- _WRITTEN PROBLEM_:
Tally the lines that hold the string "Housing", and reply with the count alone.

- _DATASET RECORDS_:
* * * *

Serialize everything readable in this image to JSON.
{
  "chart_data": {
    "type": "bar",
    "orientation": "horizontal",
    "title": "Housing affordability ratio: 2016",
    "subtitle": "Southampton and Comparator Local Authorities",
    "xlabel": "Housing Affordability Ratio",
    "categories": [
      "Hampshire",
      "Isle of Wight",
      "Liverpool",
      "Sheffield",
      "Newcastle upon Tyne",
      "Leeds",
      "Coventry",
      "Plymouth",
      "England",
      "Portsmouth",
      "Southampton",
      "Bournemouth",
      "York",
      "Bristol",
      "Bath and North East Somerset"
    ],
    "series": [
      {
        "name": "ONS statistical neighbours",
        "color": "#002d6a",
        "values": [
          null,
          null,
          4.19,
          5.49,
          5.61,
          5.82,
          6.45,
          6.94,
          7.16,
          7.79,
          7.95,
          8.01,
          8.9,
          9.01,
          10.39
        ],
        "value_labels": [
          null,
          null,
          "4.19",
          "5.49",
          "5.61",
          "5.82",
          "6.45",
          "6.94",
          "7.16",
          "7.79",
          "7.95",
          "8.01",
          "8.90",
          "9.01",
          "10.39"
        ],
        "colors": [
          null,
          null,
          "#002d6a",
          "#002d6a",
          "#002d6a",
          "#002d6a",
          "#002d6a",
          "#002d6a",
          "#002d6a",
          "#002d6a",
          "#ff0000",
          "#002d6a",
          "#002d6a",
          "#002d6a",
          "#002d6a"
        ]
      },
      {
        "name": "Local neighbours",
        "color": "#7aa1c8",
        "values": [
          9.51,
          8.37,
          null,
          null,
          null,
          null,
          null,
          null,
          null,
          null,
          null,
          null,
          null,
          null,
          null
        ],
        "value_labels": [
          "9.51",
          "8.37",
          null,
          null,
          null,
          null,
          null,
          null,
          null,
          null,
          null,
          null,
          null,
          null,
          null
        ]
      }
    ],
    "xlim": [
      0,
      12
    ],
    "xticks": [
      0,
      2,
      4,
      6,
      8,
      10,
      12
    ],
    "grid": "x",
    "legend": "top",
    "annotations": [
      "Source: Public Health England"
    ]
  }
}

* * * *

- _EXERCISE RESULT_:
2